WHAT THE EXERCISE ASKS -> From the listing below, return each line that includes "Feedback".

EXTRACTED INFORMATION ->
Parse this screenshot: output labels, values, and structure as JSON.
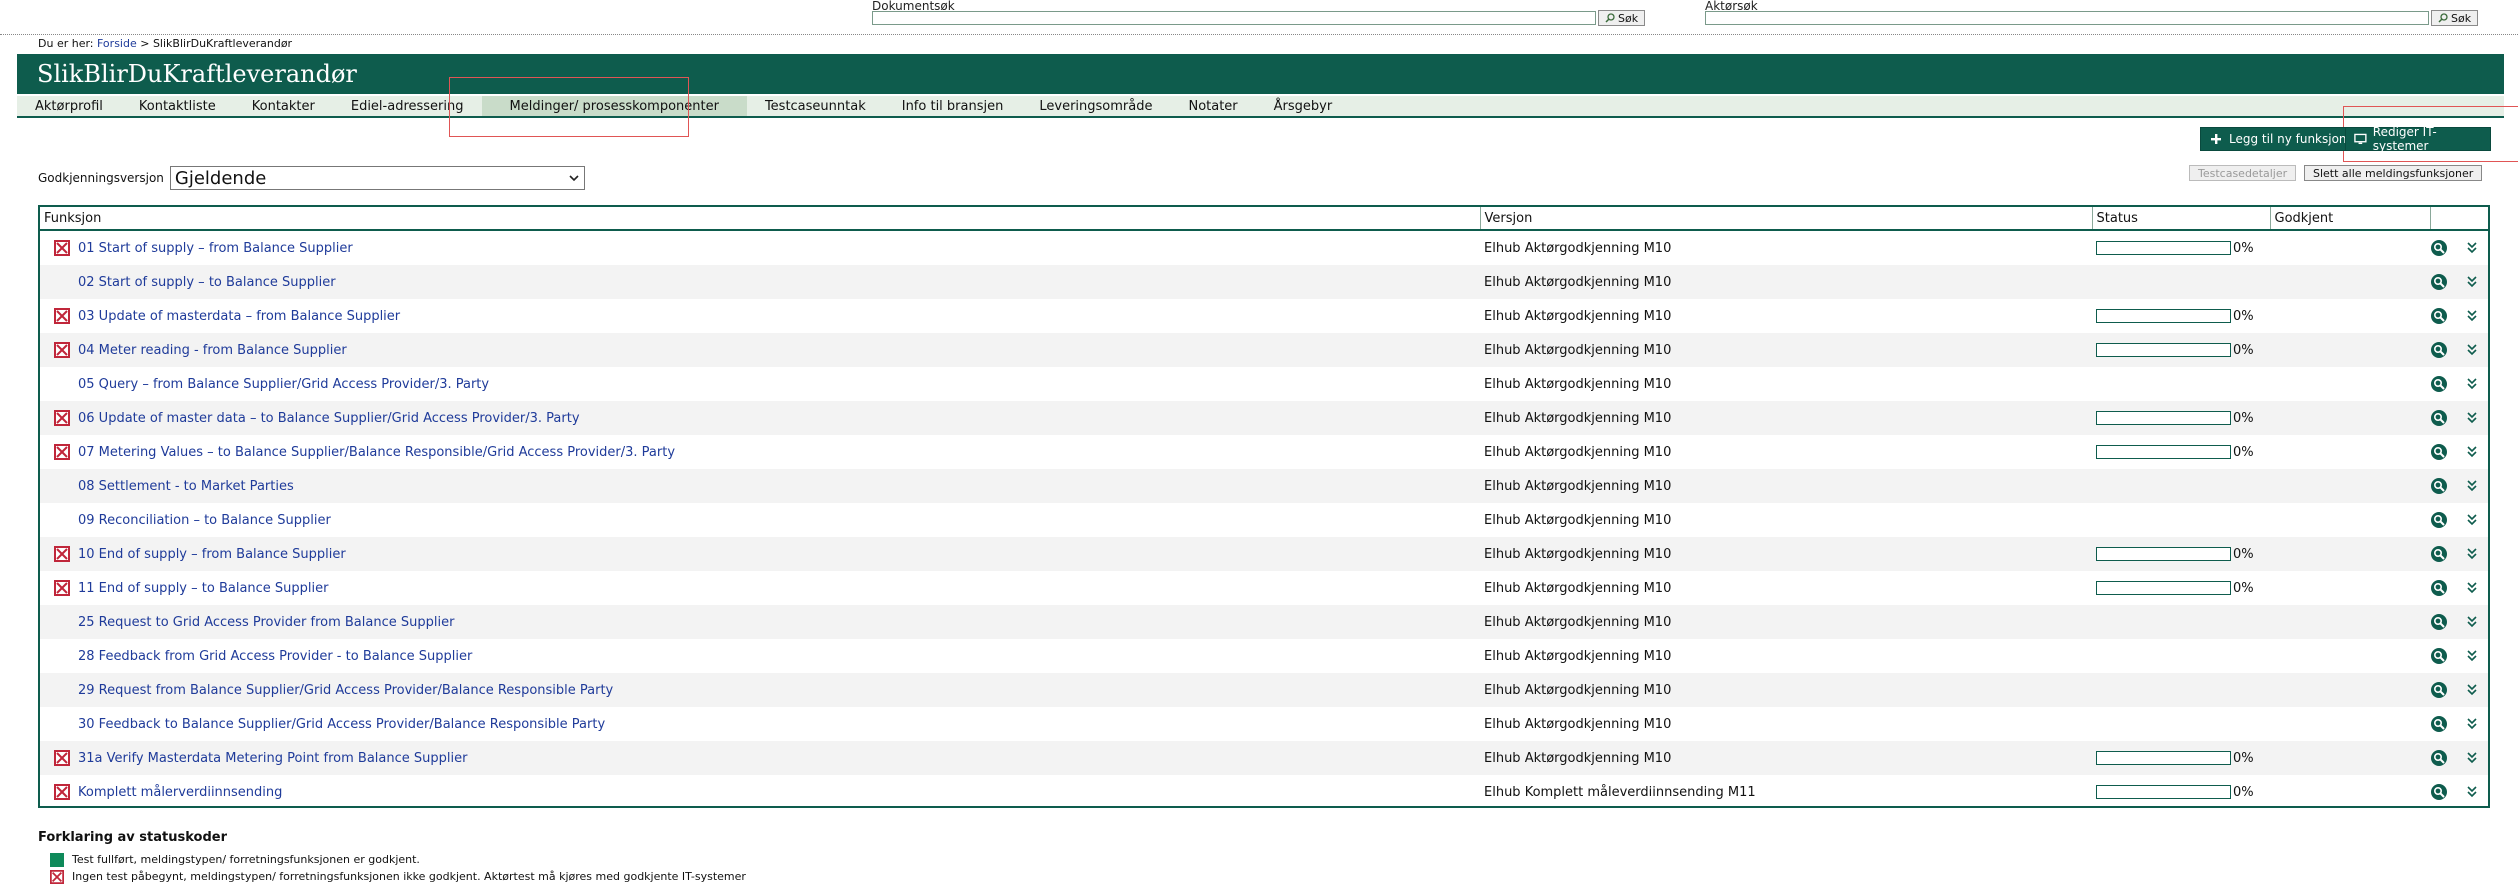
{
  "search": {
    "doc_label": "Dokumentsøk",
    "actor_label": "Aktørsøk",
    "button_label": "Søk"
  },
  "breadcrumb": {
    "prefix": "Du er her:",
    "home": "Forside",
    "separator": ">",
    "current": "SlikBlirDuKraftleverandør"
  },
  "banner": {
    "title": "SlikBlirDuKraftleverandør"
  },
  "nav": {
    "items": [
      "Aktørprofil",
      "Kontaktliste",
      "Kontakter",
      "Ediel-adressering",
      "Meldinger/ prosesskomponenter",
      "Testcaseunntak",
      "Info til bransjen",
      "Leveringsområde",
      "Notater",
      "Årsgebyr"
    ],
    "active_index": 4
  },
  "actions": {
    "add_function": "Legg til ny funksjon",
    "edit_it_systems": "Rediger IT-systemer",
    "testcase_details": "Testcasedetaljer",
    "delete_all": "Slett alle meldingsfunksjoner"
  },
  "version": {
    "label": "Godkjenningsversjon",
    "selected": "Gjeldende"
  },
  "table": {
    "headers": [
      "Funksjon",
      "Versjon",
      "Status",
      "Godkjent",
      ""
    ],
    "rows": [
      {
        "name": "01 Start of supply – from Balance Supplier",
        "version": "Elhub Aktørgodkjenning M10",
        "has_status": true,
        "progress": "0%"
      },
      {
        "name": "02 Start of supply – to Balance Supplier",
        "version": "Elhub Aktørgodkjenning M10",
        "has_status": false,
        "progress": ""
      },
      {
        "name": "03 Update of masterdata – from Balance Supplier",
        "version": "Elhub Aktørgodkjenning M10",
        "has_status": true,
        "progress": "0%"
      },
      {
        "name": "04 Meter reading - from Balance Supplier",
        "version": "Elhub Aktørgodkjenning M10",
        "has_status": true,
        "progress": "0%"
      },
      {
        "name": "05 Query – from Balance Supplier/Grid Access Provider/3. Party",
        "version": "Elhub Aktørgodkjenning M10",
        "has_status": false,
        "progress": ""
      },
      {
        "name": "06 Update of master data – to Balance Supplier/Grid Access Provider/3. Party",
        "version": "Elhub Aktørgodkjenning M10",
        "has_status": true,
        "progress": "0%"
      },
      {
        "name": "07 Metering Values – to Balance Supplier/Balance Responsible/Grid Access Provider/3. Party",
        "version": "Elhub Aktørgodkjenning M10",
        "has_status": true,
        "progress": "0%"
      },
      {
        "name": "08 Settlement - to Market Parties",
        "version": "Elhub Aktørgodkjenning M10",
        "has_status": false,
        "progress": ""
      },
      {
        "name": "09 Reconciliation – to Balance Supplier",
        "version": "Elhub Aktørgodkjenning M10",
        "has_status": false,
        "progress": ""
      },
      {
        "name": "10 End of supply – from Balance Supplier",
        "version": "Elhub Aktørgodkjenning M10",
        "has_status": true,
        "progress": "0%"
      },
      {
        "name": "11 End of supply – to Balance Supplier",
        "version": "Elhub Aktørgodkjenning M10",
        "has_status": true,
        "progress": "0%"
      },
      {
        "name": "25 Request to Grid Access Provider from Balance Supplier",
        "version": "Elhub Aktørgodkjenning M10",
        "has_status": false,
        "progress": ""
      },
      {
        "name": "28 Feedback from Grid Access Provider - to Balance Supplier",
        "version": "Elhub Aktørgodkjenning M10",
        "has_status": false,
        "progress": ""
      },
      {
        "name": "29 Request from Balance Supplier/Grid Access Provider/Balance Responsible Party",
        "version": "Elhub Aktørgodkjenning M10",
        "has_status": false,
        "progress": ""
      },
      {
        "name": "30 Feedback to Balance Supplier/Grid Access Provider/Balance Responsible Party",
        "version": "Elhub Aktørgodkjenning M10",
        "has_status": false,
        "progress": ""
      },
      {
        "name": "31a Verify Masterdata Metering Point from Balance Supplier",
        "version": "Elhub Aktørgodkjenning M10",
        "has_status": true,
        "progress": "0%"
      },
      {
        "name": "Komplett målerverdiinnsending",
        "version": "Elhub Komplett måleverdiinnsending M11",
        "has_status": true,
        "progress": "0%"
      }
    ]
  },
  "legend": {
    "title": "Forklaring av statuskoder",
    "completed": "Test fullført, meldingstypen/ forretningsfunksjonen er godkjent.",
    "not_started": "Ingen test påbegynt, meldingstypen/ forretningsfunksjonen ikke godkjent. Aktørtest må kjøres med godkjente IT-systemer"
  },
  "colors": {
    "brand": "#0e5c4d",
    "link": "#1f3b9a",
    "error": "#c0263a"
  }
}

SOLUTION TO THE PROBLEM ->
        "name": "28 Feedback from Grid Access Provider - to Balance Supplier",
        "name": "30 Feedback to Balance Supplier/Grid Access Provider/Balance Responsible Party",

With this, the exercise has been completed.